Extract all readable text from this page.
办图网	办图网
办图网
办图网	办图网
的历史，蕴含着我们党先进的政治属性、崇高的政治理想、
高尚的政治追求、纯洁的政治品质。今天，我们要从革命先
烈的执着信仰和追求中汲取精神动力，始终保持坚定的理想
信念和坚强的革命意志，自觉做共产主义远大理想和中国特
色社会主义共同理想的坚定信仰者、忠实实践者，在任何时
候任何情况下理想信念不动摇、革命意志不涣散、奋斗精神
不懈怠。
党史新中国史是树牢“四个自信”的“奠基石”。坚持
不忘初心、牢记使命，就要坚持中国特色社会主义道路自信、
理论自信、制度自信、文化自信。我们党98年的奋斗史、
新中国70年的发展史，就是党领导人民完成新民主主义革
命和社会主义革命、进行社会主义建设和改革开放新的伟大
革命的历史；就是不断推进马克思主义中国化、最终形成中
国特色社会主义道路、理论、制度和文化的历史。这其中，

:::::

#### Problem requirements
Copy all of the data exactly.

#### Exercise result
Extract all readable text from this page.
办图网	办图网
办图网
办图网	办图网
的历史，蕴含着我们党先进的政治属性、崇高的政治理想、
高尚的政治追求、纯洁的政治品质。今天，我们要从革命先
烈的执着信仰和追求中汲取精神动力，始终保持坚定的理想
信念和坚强的革命意志，自觉做共产主义远大理想和中国特
色社会主义共同理想的坚定信仰者、忠实实践者，在任何时
候任何情况下理想信念不动摇、革命意志不涣散、奋斗精神
不懈怠。
党史新中国史是树牢“四个自信”的“奠基石”。坚持
不忘初心、牢记使命，就要坚持中国特色社会主义道路自信、
理论自信、制度自信、文化自信。我们党98年的奋斗史、
新中国70年的发展史，就是党领导人民完成新民主主义革
命和社会主义革命、进行社会主义建设和改革开放新的伟大
革命的历史；就是不断推进马克思主义中国化、最终形成中
国特色社会主义道路、理论、制度和文化的历史。这其中，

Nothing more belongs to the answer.